» **INSTRUCTIONS TO FOLLOW**: Repeat each line word for word.

» **STORED DATA**:
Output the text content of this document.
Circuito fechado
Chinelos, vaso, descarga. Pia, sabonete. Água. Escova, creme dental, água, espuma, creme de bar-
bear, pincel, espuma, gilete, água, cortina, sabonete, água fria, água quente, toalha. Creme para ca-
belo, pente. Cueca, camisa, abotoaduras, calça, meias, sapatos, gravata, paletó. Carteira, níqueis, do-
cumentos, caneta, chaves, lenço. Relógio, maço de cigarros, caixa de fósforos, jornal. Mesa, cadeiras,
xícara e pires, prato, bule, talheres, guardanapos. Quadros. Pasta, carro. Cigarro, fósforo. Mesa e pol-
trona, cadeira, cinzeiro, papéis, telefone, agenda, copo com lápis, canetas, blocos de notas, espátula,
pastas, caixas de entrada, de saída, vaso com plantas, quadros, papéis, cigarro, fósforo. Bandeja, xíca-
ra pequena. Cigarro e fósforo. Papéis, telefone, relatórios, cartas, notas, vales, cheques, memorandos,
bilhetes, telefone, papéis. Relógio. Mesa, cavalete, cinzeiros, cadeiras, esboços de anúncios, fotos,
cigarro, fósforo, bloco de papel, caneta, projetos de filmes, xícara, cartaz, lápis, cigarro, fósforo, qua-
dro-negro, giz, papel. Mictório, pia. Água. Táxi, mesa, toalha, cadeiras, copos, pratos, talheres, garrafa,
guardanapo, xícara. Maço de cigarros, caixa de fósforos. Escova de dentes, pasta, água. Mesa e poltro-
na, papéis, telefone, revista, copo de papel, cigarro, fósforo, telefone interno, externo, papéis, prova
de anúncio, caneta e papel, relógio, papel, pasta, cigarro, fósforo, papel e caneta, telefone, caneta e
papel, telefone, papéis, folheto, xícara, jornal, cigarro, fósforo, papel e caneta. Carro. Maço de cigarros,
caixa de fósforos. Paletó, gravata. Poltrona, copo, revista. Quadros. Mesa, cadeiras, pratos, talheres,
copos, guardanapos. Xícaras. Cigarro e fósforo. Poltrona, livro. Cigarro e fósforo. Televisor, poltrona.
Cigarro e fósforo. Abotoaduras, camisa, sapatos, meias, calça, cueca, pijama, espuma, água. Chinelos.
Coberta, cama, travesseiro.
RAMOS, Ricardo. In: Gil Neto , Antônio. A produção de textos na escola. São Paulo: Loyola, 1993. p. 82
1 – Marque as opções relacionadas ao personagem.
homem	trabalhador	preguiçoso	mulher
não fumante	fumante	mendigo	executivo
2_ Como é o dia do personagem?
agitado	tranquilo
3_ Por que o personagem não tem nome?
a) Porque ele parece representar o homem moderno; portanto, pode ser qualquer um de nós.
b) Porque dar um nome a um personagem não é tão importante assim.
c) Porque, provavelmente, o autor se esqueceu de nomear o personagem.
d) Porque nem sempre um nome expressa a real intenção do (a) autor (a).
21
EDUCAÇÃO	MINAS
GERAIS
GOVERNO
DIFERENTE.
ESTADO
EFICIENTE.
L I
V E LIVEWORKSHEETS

» **SOLVED EXERCISE**:
Output the text content of this document.
Circuito fechado
Chinelos, vaso, descarga. Pia, sabonete. Água. Escova, creme dental, água, espuma, creme de bar-
bear, pincel, espuma, gilete, água, cortina, sabonete, água fria, água quente, toalha. Creme para ca-
belo, pente. Cueca, camisa, abotoaduras, calça, meias, sapatos, gravata, paletó. Carteira, níqueis, do-
cumentos, caneta, chaves, lenço. Relógio, maço de cigarros, caixa de fósforos, jornal. Mesa, cadeiras,
xícara e pires, prato, bule, talheres, guardanapos. Quadros. Pasta, carro. Cigarro, fósforo. Mesa e pol-
trona, cadeira, cinzeiro, papéis, telefone, agenda, copo com lápis, canetas, blocos de notas, espátula,
pastas, caixas de entrada, de saída, vaso com plantas, quadros, papéis, cigarro, fósforo. Bandeja, xíca-
ra pequena. Cigarro e fósforo. Papéis, telefone, relatórios, cartas, notas, vales, cheques, memorandos,
bilhetes, telefone, papéis. Relógio. Mesa, cavalete, cinzeiros, cadeiras, esboços de anúncios, fotos,
cigarro, fósforo, bloco de papel, caneta, projetos de filmes, xícara, cartaz, lápis, cigarro, fósforo, qua-
dro-negro, giz, papel. Mictório, pia. Água. Táxi, mesa, toalha, cadeiras, copos, pratos, talheres, garrafa,
guardanapo, xícara. Maço de cigarros, caixa de fósforos. Escova de dentes, pasta, água. Mesa e poltro-
na, papéis, telefone, revista, copo de papel, cigarro, fósforo, telefone interno, externo, papéis, prova
de anúncio, caneta e papel, relógio, papel, pasta, cigarro, fósforo, papel e caneta, telefone, caneta e
papel, telefone, papéis, folheto, xícara, jornal, cigarro, fósforo, papel e caneta. Carro. Maço de cigarros,
caixa de fósforos. Paletó, gravata. Poltrona, copo, revista. Quadros. Mesa, cadeiras, pratos, talheres,
copos, guardanapos. Xícaras. Cigarro e fósforo. Poltrona, livro. Cigarro e fósforo. Televisor, poltrona.
Cigarro e fósforo. Abotoaduras, camisa, sapatos, meias, calça, cueca, pijama, espuma, água. Chinelos.
Coberta, cama, travesseiro.
RAMOS, Ricardo. In: Gil Neto , Antônio. A produção de textos na escola. São Paulo: Loyola, 1993. p. 82
1 – Marque as opções relacionadas ao personagem.
homem	trabalhador	preguiçoso	mulher
não fumante	fumante	mendigo	executivo
2_ Como é o dia do personagem?
agitado	tranquilo
3_ Por que o personagem não tem nome?
a) Porque ele parece representar o homem moderno; portanto, pode ser qualquer um de nós.
b) Porque dar um nome a um personagem não é tão importante assim.
c) Porque, provavelmente, o autor se esqueceu de nomear o personagem.
d) Porque nem sempre um nome expressa a real intenção do (a) autor (a).
21
EDUCAÇÃO	MINAS
GERAIS
GOVERNO
DIFERENTE.
ESTADO
EFICIENTE.
L I
V E LIVEWORKSHEETS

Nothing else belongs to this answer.